- _INSTRUCTIONS TO FOLLOW_:
Show every line in the entries below where the word "region" appears.

- _GIVEN ENTRIES_:
(begin)

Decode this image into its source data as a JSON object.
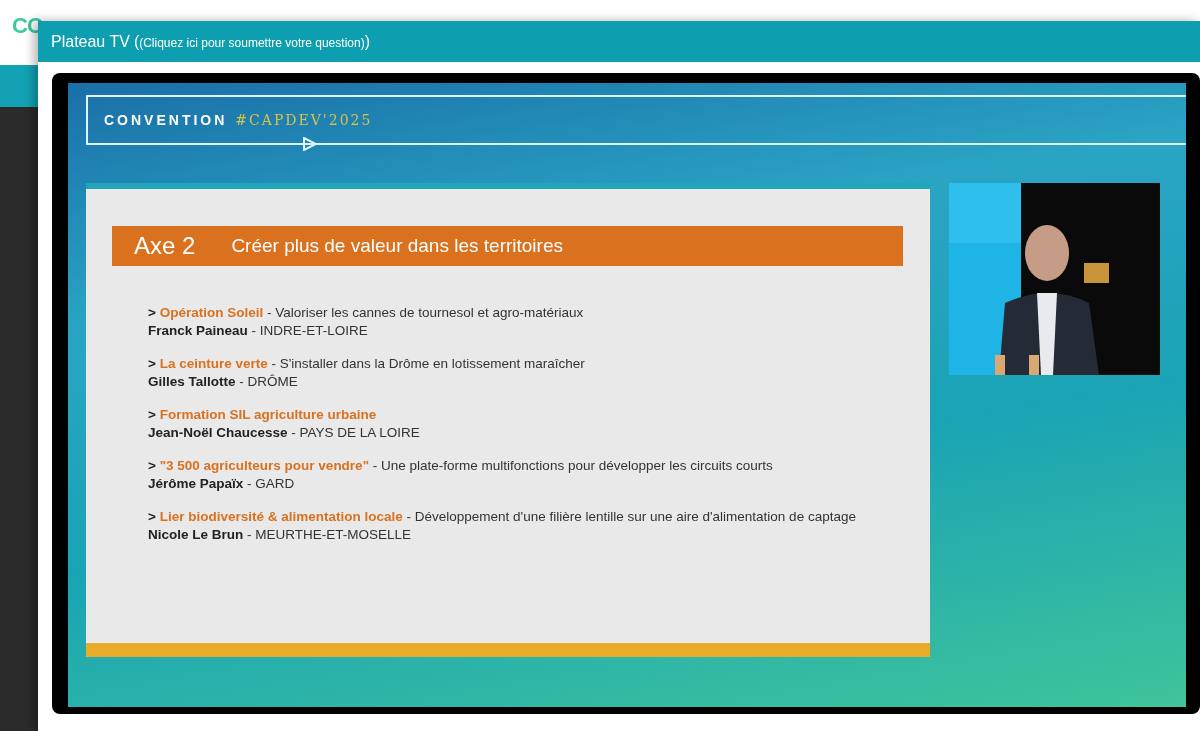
{
  "page": {
    "logo": "CO"
  },
  "modal": {
    "title": "Plateau TV",
    "open_paren": "(",
    "subtitle": "(Cliquez ici pour soumettre votre question)",
    "close_paren": ")"
  },
  "slide": {
    "brand": "CONVENTION",
    "hashtag": "#CAPDEV'2025",
    "axis_label": "Axe 2",
    "axis_title": "Créer plus de valeur dans les territoires",
    "items": [
      {
        "bullet": ">",
        "title": "Opération Soleil",
        "description": "- Valoriser les cannes de tournesol et agro-matériaux",
        "name": "Franck Paineau",
        "region": "- INDRE-ET-LOIRE"
      },
      {
        "bullet": ">",
        "title": "La ceinture verte",
        "description": "- S'installer dans la Drôme en lotissement maraîcher",
        "name": "Gilles Tallotte",
        "region": "- DRÔME"
      },
      {
        "bullet": ">",
        "title": "Formation SIL agriculture urbaine",
        "name": "Jean-Noël Chaucesse",
        "region": "- PAYS DE LA LOIRE"
      },
      {
        "bullet": ">",
        "title": "\"3 500 agriculteurs pour vendre\"",
        "description": "- Une plate-forme multifonctions pour développer les circuits courts",
        "name": "Jérôme Papaïx",
        "region": "- GARD"
      },
      {
        "bullet": ">",
        "title": "Lier biodiversité & alimentation locale",
        "description": "- Développement d'une filière lentille sur une aire d'alimentation de captage",
        "name": "Nicole Le Brun",
        "region": "- MEURTHE-ET-MOSELLE"
      }
    ]
  }
}
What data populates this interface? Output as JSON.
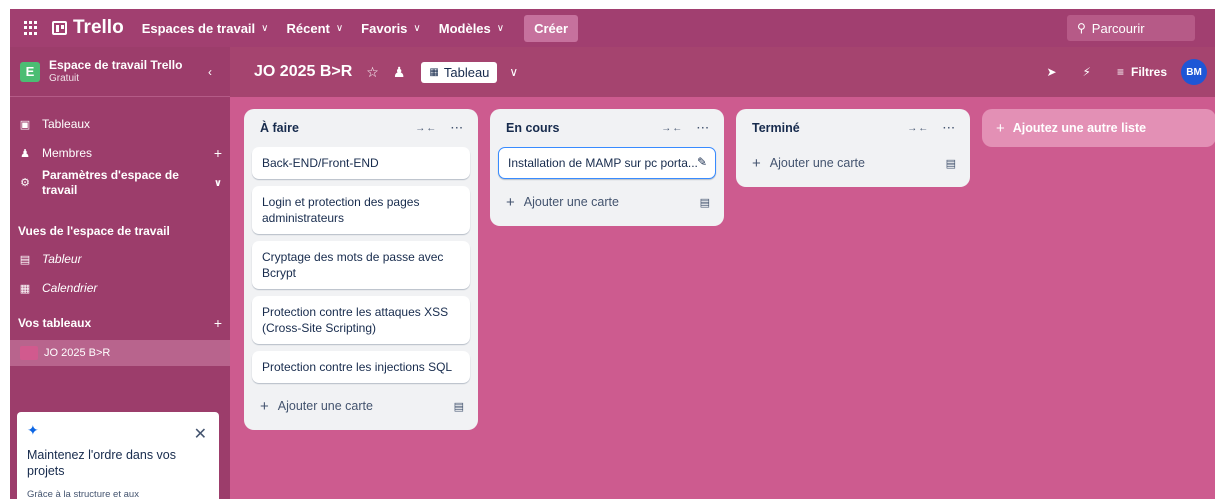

(end)

- _RESULT OF THE TASK_:
        "region": "- INDRE-ET-LOIRE"
        "region": "- DRÔME"
        "region": "- PAYS DE LA LOIRE"
        "region": "- GARD"
        "region": "- MEURTHE-ET-MOSELLE"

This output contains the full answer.